WHAT IS BEING ASKED –
Search the material for "symbol" and show all lines that contain it.

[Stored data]
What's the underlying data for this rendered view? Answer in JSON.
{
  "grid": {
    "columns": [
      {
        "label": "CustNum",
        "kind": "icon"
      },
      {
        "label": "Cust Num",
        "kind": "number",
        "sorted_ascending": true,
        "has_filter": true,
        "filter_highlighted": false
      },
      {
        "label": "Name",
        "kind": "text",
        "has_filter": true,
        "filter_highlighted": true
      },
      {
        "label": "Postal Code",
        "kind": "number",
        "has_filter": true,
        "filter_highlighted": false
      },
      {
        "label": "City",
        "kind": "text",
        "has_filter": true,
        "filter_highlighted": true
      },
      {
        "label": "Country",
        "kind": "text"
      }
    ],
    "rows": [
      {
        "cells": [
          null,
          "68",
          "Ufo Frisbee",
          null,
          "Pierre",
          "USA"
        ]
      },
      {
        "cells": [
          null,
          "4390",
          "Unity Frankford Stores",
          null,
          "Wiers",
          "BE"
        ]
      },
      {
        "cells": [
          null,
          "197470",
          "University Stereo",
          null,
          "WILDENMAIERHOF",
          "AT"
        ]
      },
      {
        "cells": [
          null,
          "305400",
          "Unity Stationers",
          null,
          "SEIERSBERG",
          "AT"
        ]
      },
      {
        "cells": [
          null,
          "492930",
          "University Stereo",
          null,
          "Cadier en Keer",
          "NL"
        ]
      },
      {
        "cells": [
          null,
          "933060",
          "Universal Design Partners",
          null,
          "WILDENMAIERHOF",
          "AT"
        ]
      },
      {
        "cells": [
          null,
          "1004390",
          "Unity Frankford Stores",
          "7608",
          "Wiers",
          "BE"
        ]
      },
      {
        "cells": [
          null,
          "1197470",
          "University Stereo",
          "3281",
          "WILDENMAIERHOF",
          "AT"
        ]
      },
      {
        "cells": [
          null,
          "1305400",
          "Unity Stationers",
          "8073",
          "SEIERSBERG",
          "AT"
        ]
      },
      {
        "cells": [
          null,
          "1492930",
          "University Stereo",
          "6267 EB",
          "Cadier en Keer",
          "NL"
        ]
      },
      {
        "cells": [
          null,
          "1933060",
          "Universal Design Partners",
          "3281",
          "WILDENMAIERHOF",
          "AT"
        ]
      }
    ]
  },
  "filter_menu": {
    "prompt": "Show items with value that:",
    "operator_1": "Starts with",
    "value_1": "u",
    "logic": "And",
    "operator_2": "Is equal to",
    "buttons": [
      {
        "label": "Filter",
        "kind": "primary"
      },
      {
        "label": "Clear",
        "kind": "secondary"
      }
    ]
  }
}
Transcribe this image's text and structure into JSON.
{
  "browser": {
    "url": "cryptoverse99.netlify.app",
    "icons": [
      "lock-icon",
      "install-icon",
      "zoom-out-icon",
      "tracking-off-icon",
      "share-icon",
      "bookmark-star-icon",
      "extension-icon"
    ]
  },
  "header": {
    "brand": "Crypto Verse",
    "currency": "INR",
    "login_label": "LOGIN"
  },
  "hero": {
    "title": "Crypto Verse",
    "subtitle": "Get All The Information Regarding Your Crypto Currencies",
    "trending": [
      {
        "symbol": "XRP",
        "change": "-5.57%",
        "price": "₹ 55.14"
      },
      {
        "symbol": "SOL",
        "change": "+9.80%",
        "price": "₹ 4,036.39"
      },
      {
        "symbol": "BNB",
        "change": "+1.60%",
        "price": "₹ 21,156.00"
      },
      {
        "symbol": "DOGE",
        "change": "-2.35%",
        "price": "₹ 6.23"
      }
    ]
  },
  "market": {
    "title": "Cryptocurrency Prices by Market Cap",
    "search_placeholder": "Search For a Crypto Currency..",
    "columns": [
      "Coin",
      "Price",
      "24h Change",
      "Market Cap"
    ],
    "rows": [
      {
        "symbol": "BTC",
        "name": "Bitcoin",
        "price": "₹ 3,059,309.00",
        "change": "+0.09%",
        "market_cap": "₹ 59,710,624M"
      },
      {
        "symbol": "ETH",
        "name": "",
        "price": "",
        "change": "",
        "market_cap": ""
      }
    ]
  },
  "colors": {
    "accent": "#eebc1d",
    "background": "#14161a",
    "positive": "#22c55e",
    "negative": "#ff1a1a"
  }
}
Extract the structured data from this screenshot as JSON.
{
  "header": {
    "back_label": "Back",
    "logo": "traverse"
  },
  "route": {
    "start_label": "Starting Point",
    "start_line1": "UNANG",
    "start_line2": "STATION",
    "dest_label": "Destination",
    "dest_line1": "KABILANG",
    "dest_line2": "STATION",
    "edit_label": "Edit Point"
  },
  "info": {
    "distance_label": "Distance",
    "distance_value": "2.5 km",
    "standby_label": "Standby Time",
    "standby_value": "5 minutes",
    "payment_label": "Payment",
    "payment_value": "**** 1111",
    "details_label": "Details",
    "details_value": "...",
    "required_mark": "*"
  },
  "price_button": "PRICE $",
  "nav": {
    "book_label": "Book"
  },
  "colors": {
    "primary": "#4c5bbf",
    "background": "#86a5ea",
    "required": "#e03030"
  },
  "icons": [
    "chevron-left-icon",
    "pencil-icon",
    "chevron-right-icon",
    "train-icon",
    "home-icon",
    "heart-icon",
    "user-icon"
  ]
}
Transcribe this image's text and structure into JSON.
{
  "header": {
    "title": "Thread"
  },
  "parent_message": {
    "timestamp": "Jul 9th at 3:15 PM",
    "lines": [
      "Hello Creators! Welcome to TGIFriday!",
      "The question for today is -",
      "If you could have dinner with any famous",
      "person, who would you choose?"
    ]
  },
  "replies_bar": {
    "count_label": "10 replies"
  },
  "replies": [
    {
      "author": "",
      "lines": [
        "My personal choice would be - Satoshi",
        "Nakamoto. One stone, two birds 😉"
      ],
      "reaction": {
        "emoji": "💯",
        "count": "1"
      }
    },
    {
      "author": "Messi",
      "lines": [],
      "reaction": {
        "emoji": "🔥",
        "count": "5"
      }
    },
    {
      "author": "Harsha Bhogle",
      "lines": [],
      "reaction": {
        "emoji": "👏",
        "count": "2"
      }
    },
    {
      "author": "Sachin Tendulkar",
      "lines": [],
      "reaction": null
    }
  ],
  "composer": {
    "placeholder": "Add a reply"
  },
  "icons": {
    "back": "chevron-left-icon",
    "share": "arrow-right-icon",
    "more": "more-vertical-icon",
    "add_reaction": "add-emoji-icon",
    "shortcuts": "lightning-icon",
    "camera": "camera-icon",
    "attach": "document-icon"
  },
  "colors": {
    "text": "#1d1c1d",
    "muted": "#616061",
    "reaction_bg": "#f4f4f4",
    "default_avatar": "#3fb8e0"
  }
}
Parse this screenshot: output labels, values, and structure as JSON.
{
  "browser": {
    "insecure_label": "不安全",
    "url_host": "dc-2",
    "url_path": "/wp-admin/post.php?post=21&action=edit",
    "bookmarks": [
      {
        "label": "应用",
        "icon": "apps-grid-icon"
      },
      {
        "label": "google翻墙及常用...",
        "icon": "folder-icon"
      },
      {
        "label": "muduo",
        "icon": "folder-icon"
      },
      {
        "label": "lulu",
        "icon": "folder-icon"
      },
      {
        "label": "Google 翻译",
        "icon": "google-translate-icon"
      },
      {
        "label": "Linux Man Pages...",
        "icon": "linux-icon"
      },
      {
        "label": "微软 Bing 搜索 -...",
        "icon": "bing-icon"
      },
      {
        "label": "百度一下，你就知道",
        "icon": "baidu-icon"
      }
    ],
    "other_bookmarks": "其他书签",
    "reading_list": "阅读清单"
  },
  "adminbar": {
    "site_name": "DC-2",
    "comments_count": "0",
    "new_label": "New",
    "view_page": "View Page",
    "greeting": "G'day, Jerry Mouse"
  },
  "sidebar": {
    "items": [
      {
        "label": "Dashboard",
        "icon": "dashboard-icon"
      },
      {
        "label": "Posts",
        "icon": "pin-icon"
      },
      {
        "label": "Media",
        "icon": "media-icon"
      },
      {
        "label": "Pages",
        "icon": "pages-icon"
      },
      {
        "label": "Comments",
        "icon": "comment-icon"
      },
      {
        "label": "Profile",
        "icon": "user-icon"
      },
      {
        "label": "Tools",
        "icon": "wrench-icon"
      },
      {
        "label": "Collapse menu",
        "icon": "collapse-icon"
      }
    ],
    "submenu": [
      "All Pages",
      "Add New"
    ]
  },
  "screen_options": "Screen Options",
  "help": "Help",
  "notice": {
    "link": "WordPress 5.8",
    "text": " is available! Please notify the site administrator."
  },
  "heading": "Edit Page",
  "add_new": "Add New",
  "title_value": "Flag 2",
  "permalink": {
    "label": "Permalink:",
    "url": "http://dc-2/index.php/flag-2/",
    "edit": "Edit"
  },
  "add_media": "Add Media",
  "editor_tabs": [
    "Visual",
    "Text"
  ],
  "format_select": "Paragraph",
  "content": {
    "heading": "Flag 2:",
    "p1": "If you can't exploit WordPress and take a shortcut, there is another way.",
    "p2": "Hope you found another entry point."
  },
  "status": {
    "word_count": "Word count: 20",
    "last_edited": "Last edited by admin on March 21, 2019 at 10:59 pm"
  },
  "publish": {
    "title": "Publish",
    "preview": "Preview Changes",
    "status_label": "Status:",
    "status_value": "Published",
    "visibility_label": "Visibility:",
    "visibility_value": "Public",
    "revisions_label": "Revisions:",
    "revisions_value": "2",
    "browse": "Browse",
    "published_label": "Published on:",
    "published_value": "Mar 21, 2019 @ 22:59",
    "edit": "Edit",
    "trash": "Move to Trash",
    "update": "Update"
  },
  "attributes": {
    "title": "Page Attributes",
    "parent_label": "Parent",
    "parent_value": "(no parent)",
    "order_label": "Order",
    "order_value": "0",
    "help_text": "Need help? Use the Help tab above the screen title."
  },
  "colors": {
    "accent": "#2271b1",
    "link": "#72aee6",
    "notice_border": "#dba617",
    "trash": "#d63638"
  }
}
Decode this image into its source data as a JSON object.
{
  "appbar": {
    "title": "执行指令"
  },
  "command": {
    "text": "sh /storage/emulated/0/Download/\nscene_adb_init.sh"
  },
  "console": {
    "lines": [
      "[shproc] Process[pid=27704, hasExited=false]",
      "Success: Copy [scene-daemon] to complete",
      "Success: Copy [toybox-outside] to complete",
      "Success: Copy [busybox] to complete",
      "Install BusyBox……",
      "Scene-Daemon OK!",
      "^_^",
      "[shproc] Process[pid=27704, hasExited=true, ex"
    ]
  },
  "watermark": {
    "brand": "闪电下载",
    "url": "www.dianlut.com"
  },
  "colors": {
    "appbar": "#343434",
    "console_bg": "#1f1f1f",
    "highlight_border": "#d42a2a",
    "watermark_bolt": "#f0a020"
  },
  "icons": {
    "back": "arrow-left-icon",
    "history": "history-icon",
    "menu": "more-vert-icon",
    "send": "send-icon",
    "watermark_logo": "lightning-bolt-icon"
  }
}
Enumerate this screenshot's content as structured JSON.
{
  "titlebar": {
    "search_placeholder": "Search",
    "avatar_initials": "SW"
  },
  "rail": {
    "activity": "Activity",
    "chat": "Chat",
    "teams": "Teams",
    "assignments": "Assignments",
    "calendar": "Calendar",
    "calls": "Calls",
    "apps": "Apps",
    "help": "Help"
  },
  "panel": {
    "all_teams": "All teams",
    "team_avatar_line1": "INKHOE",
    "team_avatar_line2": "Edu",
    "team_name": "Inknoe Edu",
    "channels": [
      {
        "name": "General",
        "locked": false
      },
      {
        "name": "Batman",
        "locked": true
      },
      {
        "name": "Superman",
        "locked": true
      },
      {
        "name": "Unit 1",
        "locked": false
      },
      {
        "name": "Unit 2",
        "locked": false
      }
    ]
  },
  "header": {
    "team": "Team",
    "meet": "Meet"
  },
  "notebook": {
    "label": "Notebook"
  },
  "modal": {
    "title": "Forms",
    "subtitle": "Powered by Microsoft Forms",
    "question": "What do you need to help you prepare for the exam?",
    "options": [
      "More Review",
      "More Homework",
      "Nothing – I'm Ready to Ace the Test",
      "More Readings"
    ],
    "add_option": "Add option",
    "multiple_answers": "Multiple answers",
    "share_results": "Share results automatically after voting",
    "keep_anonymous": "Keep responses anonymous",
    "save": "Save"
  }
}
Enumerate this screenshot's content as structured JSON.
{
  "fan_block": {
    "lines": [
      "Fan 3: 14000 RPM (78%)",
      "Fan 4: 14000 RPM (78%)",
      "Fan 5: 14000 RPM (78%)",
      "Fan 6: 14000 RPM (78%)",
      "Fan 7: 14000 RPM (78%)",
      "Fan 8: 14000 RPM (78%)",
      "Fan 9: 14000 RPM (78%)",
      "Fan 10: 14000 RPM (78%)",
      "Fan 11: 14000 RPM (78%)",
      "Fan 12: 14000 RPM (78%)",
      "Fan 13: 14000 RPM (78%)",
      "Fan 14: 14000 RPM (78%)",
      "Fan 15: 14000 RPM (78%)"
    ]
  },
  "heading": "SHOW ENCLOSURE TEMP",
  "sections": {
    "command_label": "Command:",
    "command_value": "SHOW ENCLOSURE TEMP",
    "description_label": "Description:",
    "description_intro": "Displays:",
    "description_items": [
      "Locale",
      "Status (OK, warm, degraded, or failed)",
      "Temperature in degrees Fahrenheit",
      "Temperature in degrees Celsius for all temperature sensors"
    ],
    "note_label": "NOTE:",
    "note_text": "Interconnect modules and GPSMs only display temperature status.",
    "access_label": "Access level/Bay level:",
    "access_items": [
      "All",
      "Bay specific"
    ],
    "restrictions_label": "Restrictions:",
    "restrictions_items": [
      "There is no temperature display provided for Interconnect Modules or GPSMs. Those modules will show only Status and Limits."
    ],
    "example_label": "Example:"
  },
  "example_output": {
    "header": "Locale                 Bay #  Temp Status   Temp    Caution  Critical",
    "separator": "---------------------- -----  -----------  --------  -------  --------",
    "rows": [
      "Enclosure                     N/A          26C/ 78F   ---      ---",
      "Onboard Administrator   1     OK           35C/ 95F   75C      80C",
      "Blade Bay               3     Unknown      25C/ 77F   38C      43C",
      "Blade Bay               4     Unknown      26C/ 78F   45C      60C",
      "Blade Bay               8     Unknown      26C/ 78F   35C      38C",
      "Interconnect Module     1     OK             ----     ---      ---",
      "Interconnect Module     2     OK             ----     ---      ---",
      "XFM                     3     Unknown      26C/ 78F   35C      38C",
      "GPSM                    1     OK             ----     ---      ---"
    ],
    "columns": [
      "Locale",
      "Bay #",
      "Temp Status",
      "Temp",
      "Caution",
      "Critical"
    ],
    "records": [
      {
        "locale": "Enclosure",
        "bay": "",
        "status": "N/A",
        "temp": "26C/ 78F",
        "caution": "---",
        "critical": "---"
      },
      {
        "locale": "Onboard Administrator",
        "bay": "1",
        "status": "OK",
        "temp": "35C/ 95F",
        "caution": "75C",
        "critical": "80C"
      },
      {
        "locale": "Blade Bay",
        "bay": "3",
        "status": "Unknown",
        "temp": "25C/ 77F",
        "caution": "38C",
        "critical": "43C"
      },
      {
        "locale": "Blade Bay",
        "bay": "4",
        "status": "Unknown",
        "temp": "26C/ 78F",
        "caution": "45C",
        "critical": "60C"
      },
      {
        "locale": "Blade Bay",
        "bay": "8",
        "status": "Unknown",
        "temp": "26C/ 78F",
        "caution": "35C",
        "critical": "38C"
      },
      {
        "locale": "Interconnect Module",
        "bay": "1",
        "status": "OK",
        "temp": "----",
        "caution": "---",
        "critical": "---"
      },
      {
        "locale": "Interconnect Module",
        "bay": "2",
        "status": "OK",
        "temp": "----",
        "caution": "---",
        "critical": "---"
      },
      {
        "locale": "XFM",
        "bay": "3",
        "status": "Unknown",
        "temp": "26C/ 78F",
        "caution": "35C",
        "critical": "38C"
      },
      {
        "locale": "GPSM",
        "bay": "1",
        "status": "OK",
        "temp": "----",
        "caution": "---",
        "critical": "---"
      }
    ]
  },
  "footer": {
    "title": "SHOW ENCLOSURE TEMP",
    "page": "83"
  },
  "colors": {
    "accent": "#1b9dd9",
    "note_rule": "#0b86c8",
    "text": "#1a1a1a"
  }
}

THE SOLUTION –
        "symbol": "XRP",
        "symbol": "SOL",
        "symbol": "BNB",
        "symbol": "DOGE",
        "symbol": "BTC",
        "symbol": "ETH",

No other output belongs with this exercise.